» Records
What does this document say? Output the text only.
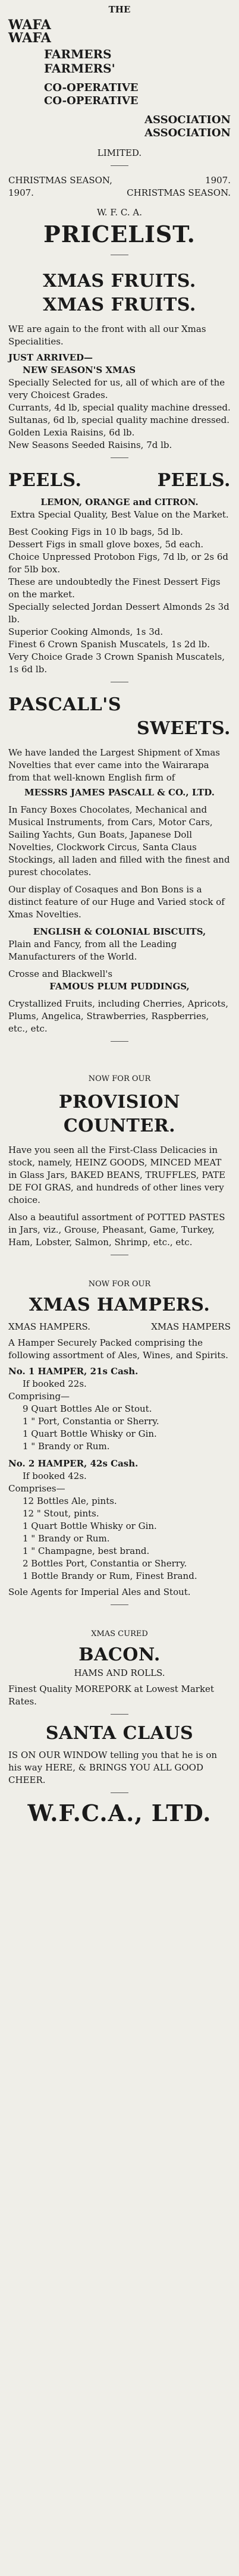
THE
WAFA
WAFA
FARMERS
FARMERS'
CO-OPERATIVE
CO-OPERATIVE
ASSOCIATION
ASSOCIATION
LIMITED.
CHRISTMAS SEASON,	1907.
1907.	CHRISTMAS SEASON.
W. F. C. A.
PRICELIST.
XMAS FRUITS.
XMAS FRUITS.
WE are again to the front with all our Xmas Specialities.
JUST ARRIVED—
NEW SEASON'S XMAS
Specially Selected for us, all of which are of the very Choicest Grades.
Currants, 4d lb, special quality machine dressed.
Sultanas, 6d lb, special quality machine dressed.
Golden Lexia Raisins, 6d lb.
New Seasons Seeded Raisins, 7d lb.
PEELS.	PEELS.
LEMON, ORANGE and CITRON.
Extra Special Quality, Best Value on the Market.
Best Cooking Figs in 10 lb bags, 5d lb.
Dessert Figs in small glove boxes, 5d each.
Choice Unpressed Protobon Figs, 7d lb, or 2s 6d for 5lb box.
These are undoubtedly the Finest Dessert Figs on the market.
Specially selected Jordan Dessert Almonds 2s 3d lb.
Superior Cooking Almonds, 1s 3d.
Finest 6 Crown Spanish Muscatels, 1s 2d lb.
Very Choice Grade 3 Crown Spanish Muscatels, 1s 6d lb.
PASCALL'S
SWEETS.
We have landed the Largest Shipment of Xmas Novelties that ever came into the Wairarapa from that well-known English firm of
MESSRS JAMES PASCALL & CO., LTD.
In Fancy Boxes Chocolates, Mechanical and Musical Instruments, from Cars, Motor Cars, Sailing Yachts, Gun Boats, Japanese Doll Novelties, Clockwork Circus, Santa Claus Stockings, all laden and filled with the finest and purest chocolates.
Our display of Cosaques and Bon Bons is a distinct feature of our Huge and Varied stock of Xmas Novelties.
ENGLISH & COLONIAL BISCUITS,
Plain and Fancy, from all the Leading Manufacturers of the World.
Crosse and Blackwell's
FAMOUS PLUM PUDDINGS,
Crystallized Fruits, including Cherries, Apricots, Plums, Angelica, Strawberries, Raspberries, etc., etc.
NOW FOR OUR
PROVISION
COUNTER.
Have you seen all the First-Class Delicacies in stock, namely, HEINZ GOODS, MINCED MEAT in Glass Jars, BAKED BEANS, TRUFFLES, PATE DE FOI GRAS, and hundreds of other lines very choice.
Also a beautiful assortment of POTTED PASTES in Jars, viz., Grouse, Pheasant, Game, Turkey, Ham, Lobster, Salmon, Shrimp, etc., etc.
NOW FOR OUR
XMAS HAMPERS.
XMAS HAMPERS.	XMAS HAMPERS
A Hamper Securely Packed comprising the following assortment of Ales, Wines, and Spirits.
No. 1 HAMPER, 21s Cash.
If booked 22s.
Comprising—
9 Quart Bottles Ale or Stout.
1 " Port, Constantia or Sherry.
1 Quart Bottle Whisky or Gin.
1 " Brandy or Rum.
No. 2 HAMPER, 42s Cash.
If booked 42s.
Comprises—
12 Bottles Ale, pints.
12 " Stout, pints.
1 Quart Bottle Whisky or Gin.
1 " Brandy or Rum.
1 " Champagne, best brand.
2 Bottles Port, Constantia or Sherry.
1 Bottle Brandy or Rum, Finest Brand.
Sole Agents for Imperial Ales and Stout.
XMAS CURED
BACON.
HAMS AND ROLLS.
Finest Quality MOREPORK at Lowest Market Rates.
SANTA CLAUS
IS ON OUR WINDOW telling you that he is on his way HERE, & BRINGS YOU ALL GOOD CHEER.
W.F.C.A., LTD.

» Given task
All of the records above must be copied exactly, except for the pictures.

» Exercise response
What does this document say? Output the text only.
THE
WAFA
WAFA
FARMERS
FARMERS'
CO-OPERATIVE
CO-OPERATIVE
ASSOCIATION
ASSOCIATION
LIMITED.
CHRISTMAS SEASON,	1907.
1907.	CHRISTMAS SEASON.
W. F. C. A.
PRICELIST.
XMAS FRUITS.
XMAS FRUITS.
WE are again to the front with all our Xmas Specialities.
JUST ARRIVED—
NEW SEASON'S XMAS
Specially Selected for us, all of which are of the very Choicest Grades.
Currants, 4d lb, special quality machine dressed.
Sultanas, 6d lb, special quality machine dressed.
Golden Lexia Raisins, 6d lb.
New Seasons Seeded Raisins, 7d lb.
PEELS.	PEELS.
LEMON, ORANGE and CITRON.
Extra Special Quality, Best Value on the Market.
Best Cooking Figs in 10 lb bags, 5d lb.
Dessert Figs in small glove boxes, 5d each.
Choice Unpressed Protobon Figs, 7d lb, or 2s 6d for 5lb box.
These are undoubtedly the Finest Dessert Figs on the market.
Specially selected Jordan Dessert Almonds 2s 3d lb.
Superior Cooking Almonds, 1s 3d.
Finest 6 Crown Spanish Muscatels, 1s 2d lb.
Very Choice Grade 3 Crown Spanish Muscatels, 1s 6d lb.
PASCALL'S
SWEETS.
We have landed the Largest Shipment of Xmas Novelties that ever came into the Wairarapa from that well-known English firm of
MESSRS JAMES PASCALL & CO., LTD.
In Fancy Boxes Chocolates, Mechanical and Musical Instruments, from Cars, Motor Cars, Sailing Yachts, Gun Boats, Japanese Doll Novelties, Clockwork Circus, Santa Claus Stockings, all laden and filled with the finest and purest chocolates.
Our display of Cosaques and Bon Bons is a distinct feature of our Huge and Varied stock of Xmas Novelties.
ENGLISH & COLONIAL BISCUITS,
Plain and Fancy, from all the Leading Manufacturers of the World.
Crosse and Blackwell's
FAMOUS PLUM PUDDINGS,
Crystallized Fruits, including Cherries, Apricots, Plums, Angelica, Strawberries, Raspberries, etc., etc.
NOW FOR OUR
PROVISION
COUNTER.
Have you seen all the First-Class Delicacies in stock, namely, HEINZ GOODS, MINCED MEAT in Glass Jars, BAKED BEANS, TRUFFLES, PATE DE FOI GRAS, and hundreds of other lines very choice.
Also a beautiful assortment of POTTED PASTES in Jars, viz., Grouse, Pheasant, Game, Turkey, Ham, Lobster, Salmon, Shrimp, etc., etc.
NOW FOR OUR
XMAS HAMPERS.
XMAS HAMPERS.	XMAS HAMPERS
A Hamper Securely Packed comprising the following assortment of Ales, Wines, and Spirits.
No. 1 HAMPER, 21s Cash.
If booked 22s.
Comprising—
9 Quart Bottles Ale or Stout.
1 " Port, Constantia or Sherry.
1 Quart Bottle Whisky or Gin.
1 " Brandy or Rum.
No. 2 HAMPER, 42s Cash.
If booked 42s.
Comprises—
12 Bottles Ale, pints.
12 " Stout, pints.
1 Quart Bottle Whisky or Gin.
1 " Brandy or Rum.
1 " Champagne, best brand.
2 Bottles Port, Constantia or Sherry.
1 Bottle Brandy or Rum, Finest Brand.
Sole Agents for Imperial Ales and Stout.
XMAS CURED
BACON.
HAMS AND ROLLS.
Finest Quality MOREPORK at Lowest Market Rates.
SANTA CLAUS
IS ON OUR WINDOW telling you that he is on his way HERE, & BRINGS YOU ALL GOOD CHEER.
W.F.C.A., LTD.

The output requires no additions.